*Data in this exercise*

══════════════════════════════

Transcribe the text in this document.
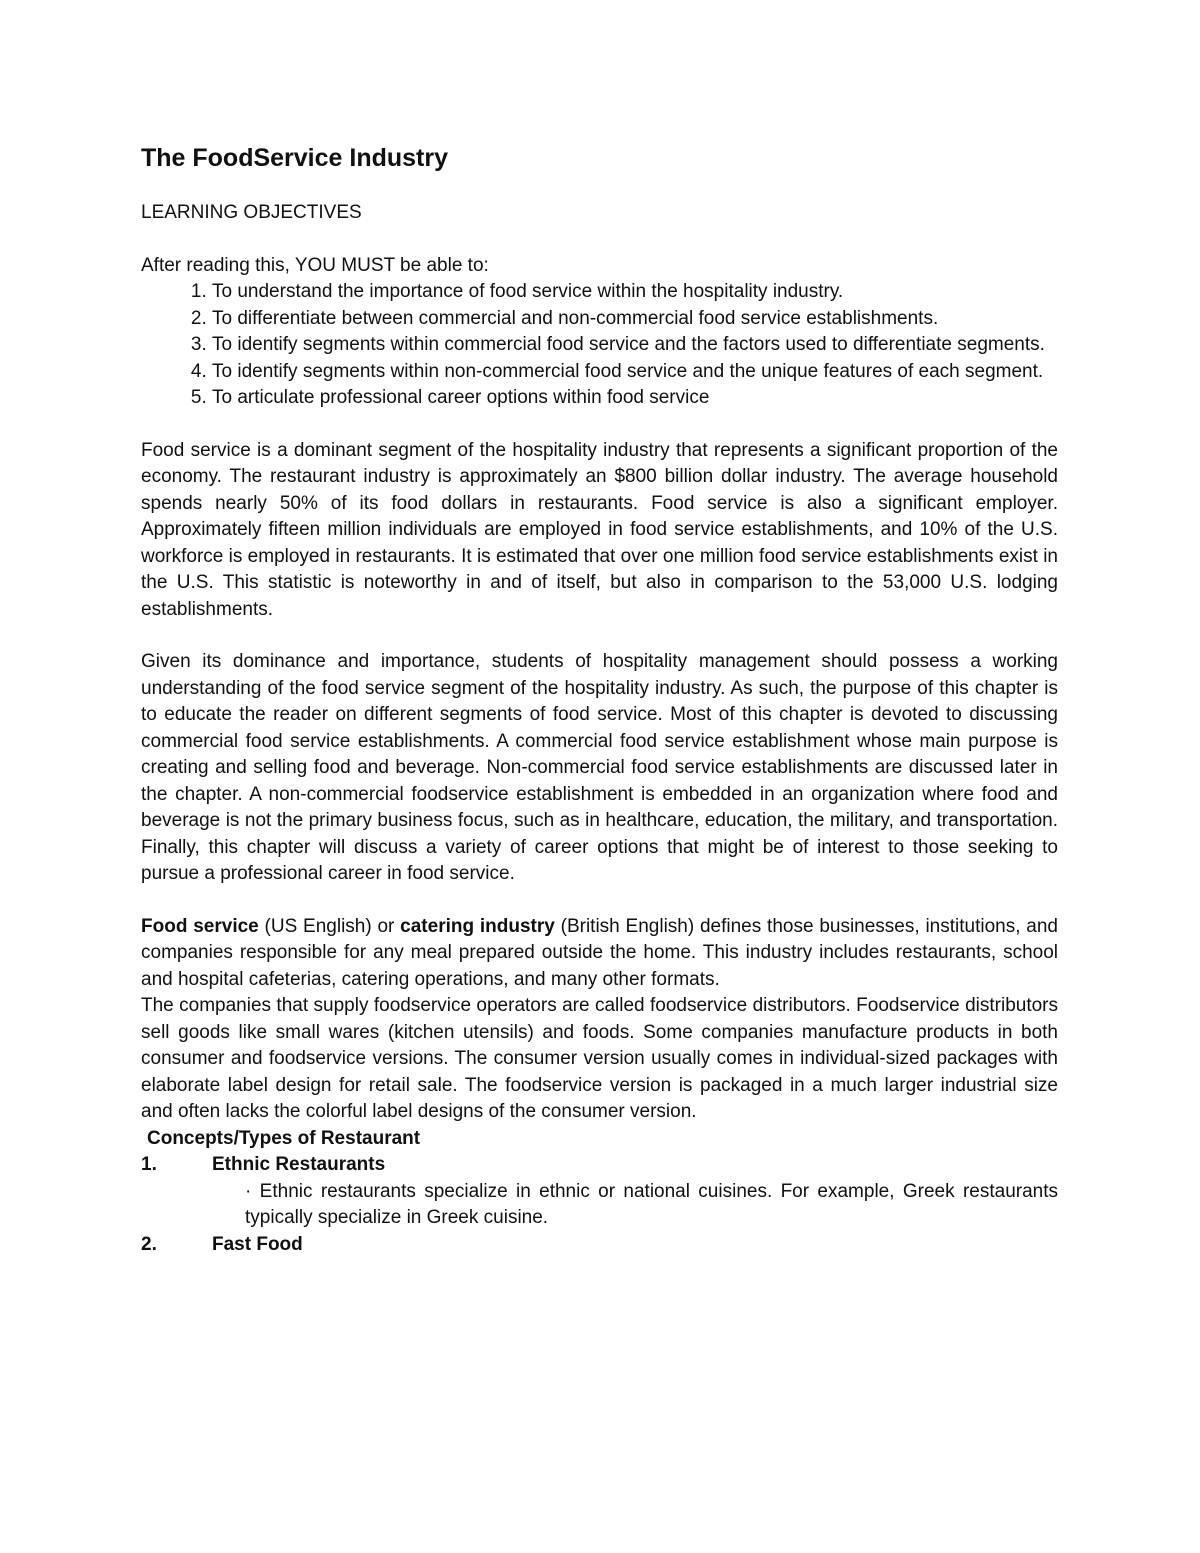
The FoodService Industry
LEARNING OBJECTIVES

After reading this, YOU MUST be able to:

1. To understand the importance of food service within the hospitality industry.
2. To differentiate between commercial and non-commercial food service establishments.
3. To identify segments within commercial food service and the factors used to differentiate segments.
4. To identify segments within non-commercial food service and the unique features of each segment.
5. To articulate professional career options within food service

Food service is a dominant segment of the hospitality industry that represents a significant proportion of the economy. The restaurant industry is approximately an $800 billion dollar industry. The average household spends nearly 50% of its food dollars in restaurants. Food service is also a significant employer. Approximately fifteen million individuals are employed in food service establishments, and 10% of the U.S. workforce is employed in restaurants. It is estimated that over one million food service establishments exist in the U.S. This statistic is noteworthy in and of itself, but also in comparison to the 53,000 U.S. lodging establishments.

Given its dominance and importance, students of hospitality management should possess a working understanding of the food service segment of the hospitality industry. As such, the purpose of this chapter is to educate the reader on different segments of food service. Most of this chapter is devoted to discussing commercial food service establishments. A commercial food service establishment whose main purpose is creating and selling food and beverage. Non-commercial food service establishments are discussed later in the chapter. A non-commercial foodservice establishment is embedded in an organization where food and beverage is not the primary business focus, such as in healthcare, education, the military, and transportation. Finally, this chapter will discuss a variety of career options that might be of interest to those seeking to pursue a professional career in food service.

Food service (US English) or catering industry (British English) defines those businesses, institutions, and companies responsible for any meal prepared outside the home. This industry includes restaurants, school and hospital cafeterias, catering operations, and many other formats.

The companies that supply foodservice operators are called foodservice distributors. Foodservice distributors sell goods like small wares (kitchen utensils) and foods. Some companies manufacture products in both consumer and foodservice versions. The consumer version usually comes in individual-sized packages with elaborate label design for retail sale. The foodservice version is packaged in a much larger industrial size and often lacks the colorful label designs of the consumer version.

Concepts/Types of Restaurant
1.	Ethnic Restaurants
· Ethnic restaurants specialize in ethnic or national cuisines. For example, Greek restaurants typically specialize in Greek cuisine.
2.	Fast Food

══════════════════════════════

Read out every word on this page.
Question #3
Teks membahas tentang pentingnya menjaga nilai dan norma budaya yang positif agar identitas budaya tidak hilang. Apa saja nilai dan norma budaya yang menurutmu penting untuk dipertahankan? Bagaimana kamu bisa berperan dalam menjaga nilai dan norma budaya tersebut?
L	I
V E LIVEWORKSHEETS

══════════════════════════════

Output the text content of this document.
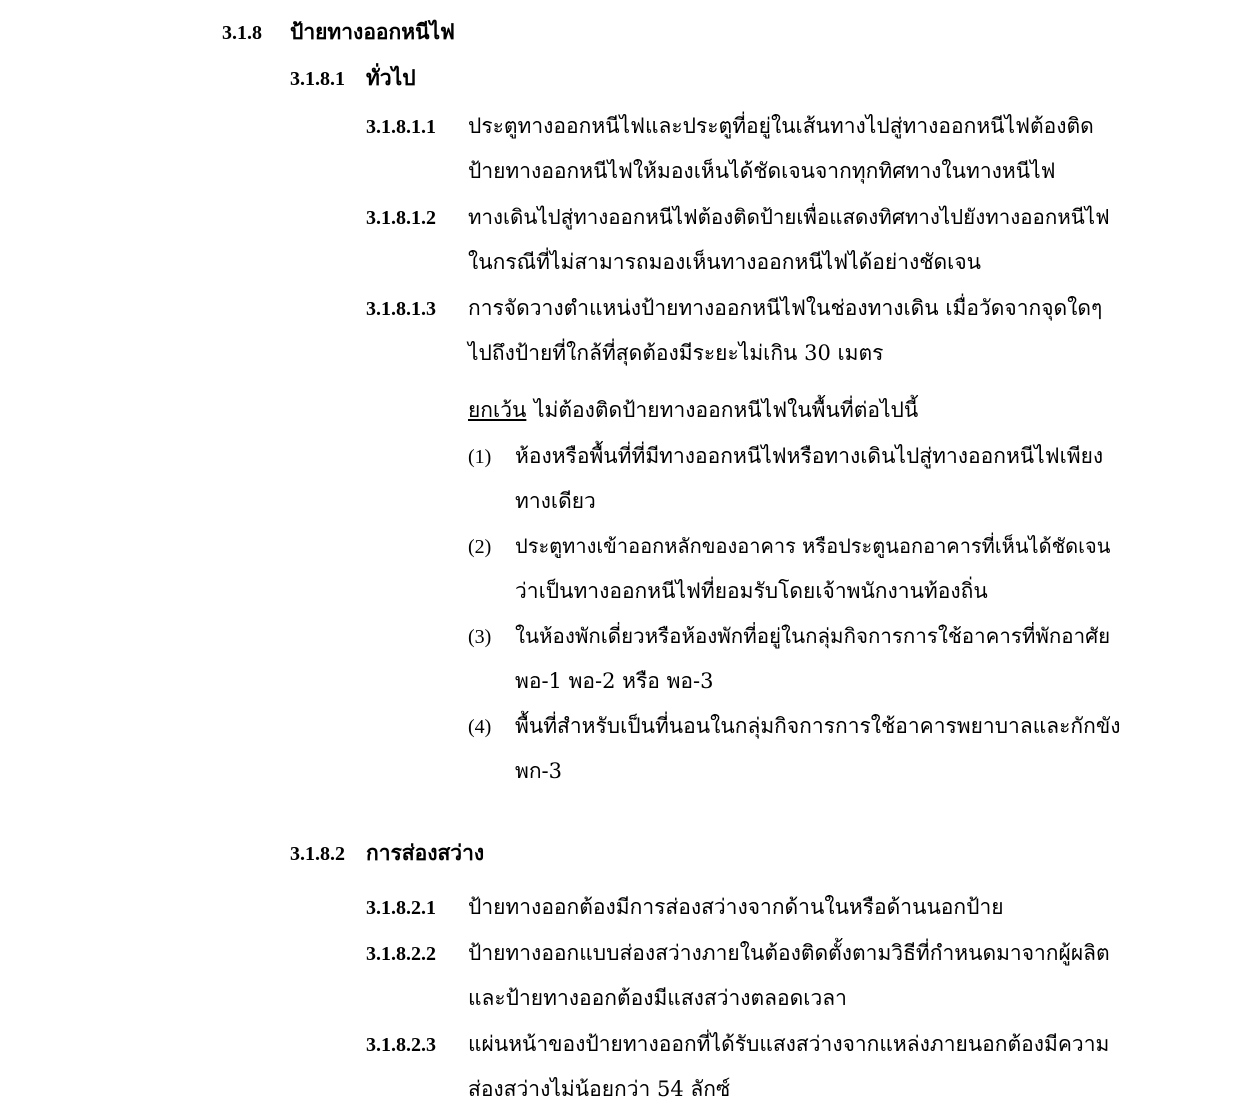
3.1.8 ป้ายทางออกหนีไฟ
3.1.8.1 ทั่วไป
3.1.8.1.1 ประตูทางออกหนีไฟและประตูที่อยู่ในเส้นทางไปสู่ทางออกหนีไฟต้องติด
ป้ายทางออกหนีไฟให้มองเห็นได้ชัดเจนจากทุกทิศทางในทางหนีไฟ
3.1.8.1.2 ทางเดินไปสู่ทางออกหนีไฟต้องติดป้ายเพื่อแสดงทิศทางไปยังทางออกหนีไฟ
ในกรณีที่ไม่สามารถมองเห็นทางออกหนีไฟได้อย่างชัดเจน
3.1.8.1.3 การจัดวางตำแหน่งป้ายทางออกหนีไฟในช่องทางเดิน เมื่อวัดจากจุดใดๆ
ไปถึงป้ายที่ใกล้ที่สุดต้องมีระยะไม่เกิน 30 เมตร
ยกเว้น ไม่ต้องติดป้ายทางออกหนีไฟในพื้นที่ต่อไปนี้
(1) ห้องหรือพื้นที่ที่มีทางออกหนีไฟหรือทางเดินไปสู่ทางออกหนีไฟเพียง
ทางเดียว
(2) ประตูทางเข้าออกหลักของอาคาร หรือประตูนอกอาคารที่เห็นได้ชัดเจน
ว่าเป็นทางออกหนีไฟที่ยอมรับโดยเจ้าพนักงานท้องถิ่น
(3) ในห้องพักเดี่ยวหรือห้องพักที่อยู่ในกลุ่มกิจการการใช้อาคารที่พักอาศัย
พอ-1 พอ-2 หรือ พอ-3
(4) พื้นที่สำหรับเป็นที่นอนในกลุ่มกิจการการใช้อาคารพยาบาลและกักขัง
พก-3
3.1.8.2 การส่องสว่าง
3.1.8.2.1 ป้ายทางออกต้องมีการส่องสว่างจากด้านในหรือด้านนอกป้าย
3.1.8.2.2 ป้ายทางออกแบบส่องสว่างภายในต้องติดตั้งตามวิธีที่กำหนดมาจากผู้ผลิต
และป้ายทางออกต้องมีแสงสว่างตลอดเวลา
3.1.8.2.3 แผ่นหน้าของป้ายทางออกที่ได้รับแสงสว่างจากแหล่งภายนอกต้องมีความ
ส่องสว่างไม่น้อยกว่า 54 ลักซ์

══════════════════════════════

*Exercise requirements*
Work out how many lines in the records above contain the word "องสว", and give only that number.

*Response below*
4